→ Problem details:
Using the listing below, select the lines with the word "Available" and copy them.

[start]

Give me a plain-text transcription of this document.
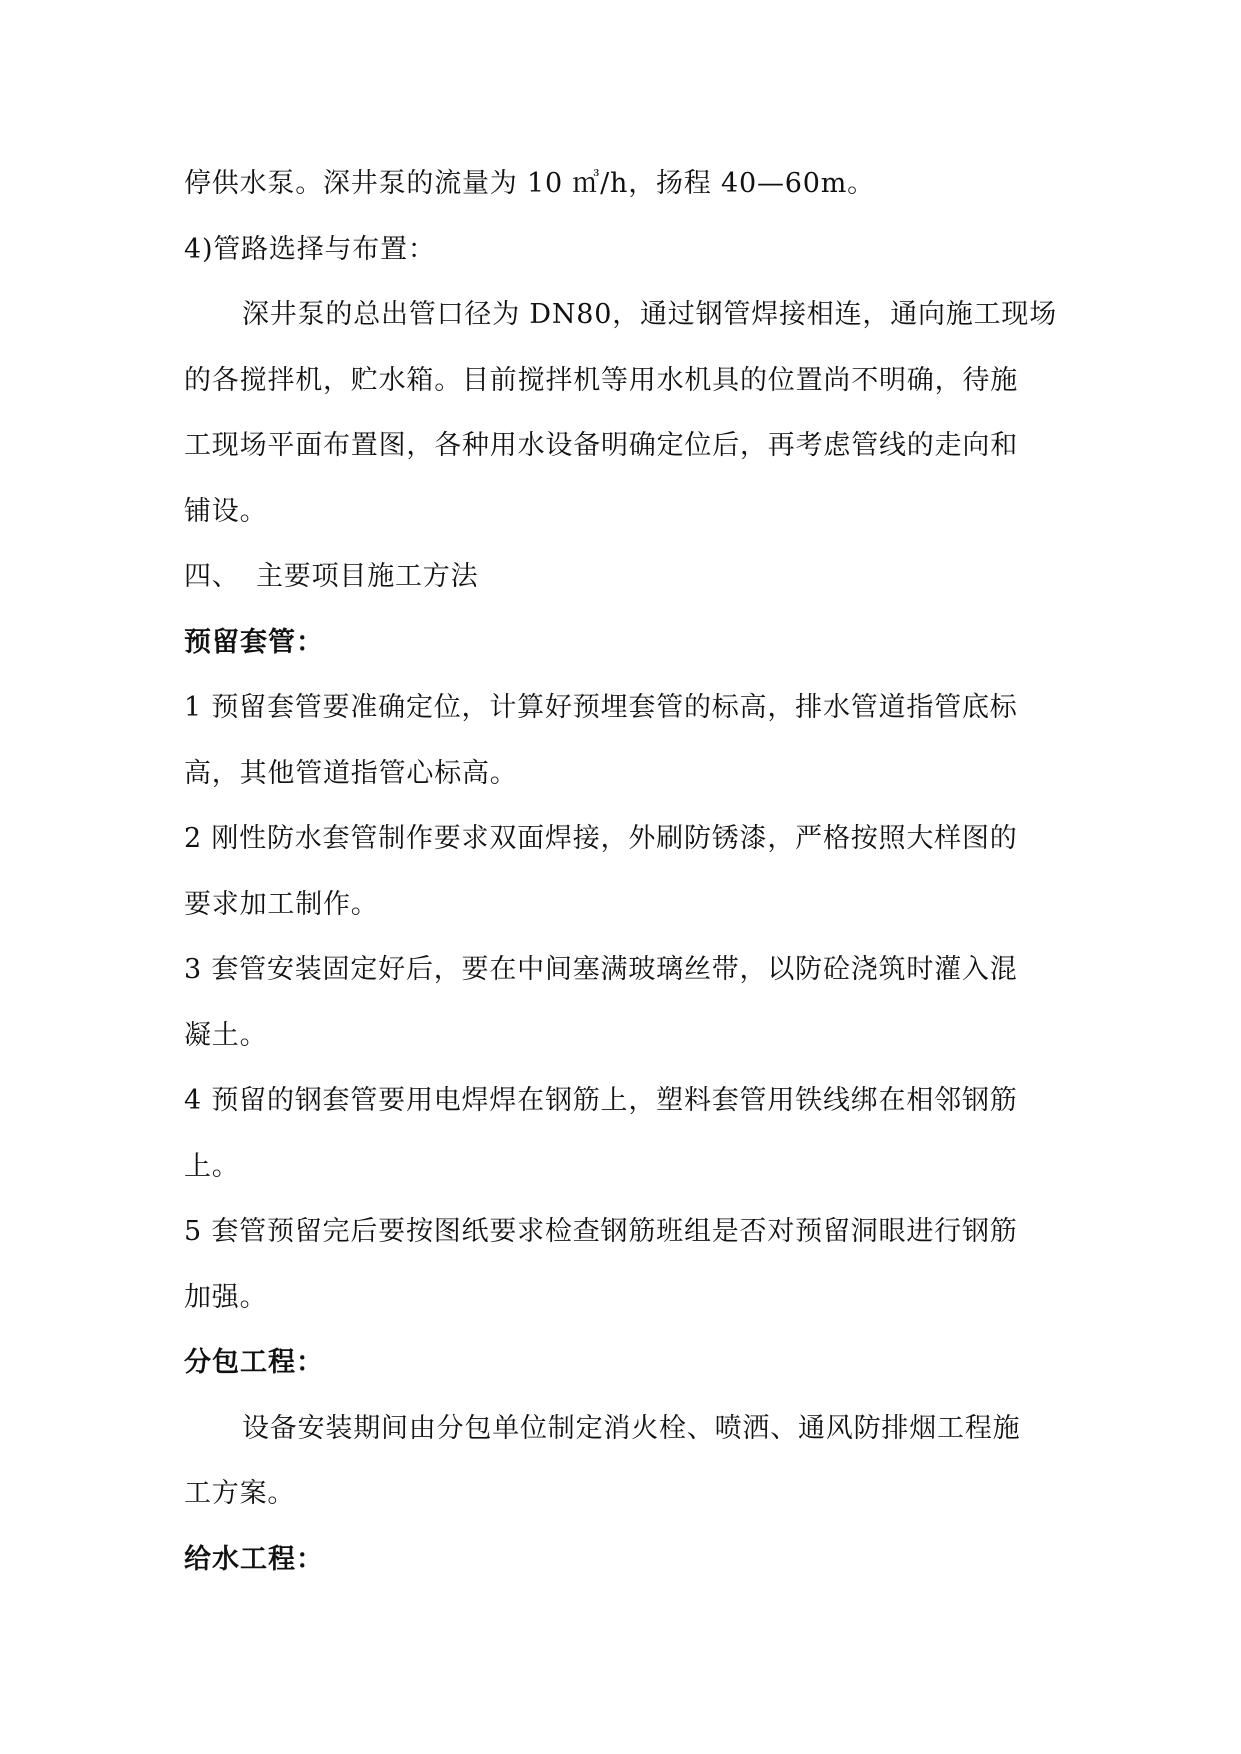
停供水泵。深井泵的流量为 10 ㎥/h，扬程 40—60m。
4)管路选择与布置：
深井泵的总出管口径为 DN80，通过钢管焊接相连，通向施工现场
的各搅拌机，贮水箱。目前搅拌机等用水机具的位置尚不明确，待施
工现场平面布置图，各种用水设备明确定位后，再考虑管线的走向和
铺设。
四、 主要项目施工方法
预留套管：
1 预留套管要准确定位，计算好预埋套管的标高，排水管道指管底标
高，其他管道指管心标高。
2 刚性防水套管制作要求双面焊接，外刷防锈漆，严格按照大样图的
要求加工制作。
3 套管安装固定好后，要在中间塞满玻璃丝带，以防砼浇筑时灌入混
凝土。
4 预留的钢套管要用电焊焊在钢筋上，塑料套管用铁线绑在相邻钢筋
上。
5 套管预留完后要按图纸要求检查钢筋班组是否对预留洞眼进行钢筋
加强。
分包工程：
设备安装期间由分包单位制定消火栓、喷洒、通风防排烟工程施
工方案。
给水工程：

[end]
[start]

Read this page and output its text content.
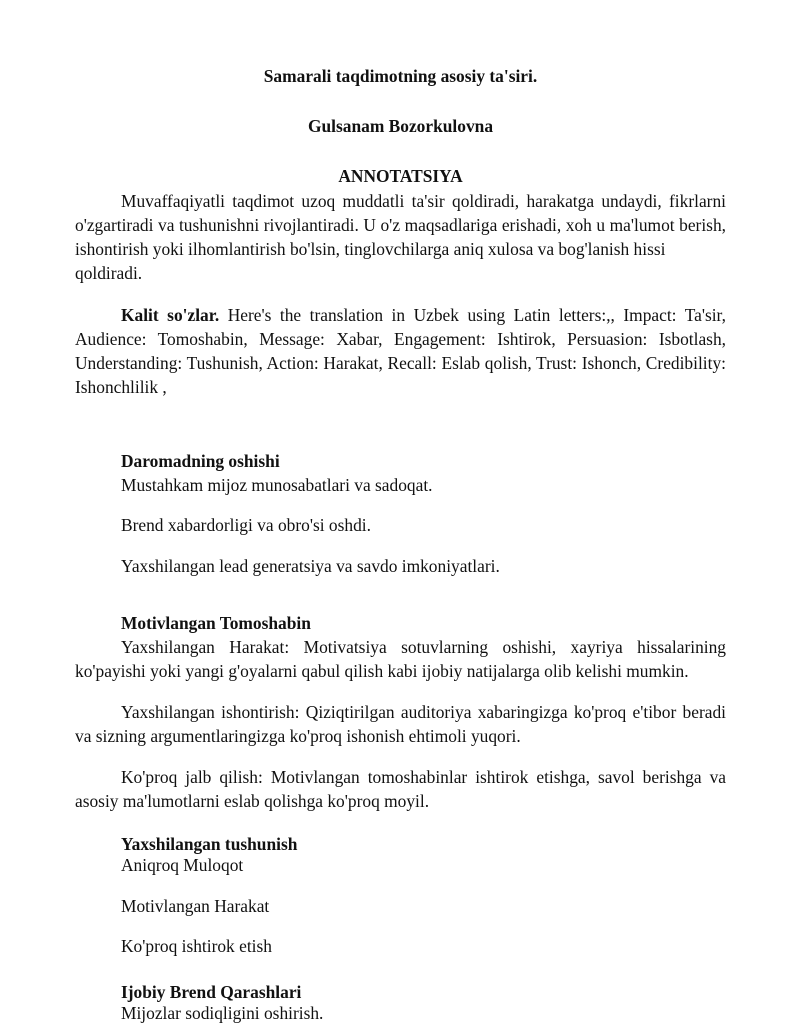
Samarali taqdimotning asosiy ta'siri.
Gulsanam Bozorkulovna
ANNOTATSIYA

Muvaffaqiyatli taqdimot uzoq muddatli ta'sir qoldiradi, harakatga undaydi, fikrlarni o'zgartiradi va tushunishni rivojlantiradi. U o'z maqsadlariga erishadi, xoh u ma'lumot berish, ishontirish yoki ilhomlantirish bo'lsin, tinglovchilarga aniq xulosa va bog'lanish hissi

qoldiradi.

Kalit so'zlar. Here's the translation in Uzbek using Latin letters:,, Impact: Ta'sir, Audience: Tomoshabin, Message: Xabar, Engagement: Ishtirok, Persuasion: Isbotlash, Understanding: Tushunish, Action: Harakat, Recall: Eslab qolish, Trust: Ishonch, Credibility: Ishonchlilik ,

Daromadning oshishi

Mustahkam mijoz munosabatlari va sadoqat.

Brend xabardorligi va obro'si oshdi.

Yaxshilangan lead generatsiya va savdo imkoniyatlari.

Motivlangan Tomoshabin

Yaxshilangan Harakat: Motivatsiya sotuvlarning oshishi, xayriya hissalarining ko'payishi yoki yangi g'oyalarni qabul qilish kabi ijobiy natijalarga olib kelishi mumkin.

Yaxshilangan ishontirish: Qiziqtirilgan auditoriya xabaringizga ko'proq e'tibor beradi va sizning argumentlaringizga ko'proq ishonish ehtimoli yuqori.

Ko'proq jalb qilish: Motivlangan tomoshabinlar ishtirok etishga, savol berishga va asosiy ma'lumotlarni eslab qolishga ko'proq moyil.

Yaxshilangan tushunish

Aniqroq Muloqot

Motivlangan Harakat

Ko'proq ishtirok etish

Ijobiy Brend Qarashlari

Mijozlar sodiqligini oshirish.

[end]
[start]

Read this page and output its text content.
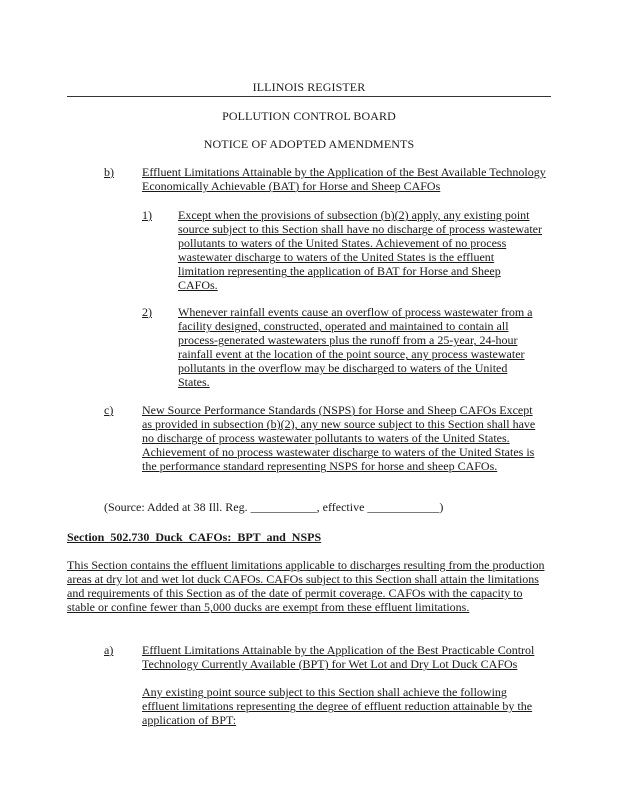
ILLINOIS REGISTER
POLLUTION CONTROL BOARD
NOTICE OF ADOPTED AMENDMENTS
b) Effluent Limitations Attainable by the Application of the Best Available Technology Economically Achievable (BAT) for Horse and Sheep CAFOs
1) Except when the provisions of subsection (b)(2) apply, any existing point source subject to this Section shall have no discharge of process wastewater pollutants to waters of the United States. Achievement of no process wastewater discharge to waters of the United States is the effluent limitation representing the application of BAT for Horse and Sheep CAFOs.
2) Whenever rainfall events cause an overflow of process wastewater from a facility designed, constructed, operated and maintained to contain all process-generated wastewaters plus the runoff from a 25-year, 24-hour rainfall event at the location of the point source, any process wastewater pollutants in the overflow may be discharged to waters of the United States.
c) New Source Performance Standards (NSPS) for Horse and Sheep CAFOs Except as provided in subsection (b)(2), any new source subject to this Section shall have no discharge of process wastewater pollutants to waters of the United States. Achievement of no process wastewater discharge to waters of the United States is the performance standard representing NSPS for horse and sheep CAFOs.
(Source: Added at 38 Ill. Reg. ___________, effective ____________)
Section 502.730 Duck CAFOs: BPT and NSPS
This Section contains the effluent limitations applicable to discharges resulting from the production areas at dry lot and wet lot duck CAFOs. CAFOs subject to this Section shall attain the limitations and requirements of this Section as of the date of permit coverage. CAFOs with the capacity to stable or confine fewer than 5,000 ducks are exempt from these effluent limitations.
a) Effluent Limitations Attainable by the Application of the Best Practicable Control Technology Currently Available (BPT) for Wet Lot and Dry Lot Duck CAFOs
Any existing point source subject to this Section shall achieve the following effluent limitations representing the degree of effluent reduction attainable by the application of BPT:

[end]

→ Task solution:
b) Effluent Limitations Attainable by the Application of the Best Available Technology Economically Achievable (BAT) for Horse and Sheep CAFOs
a) Effluent Limitations Attainable by the Application of the Best Practicable Control Technology Currently Available (BPT) for Wet Lot and Dry Lot Duck CAFOs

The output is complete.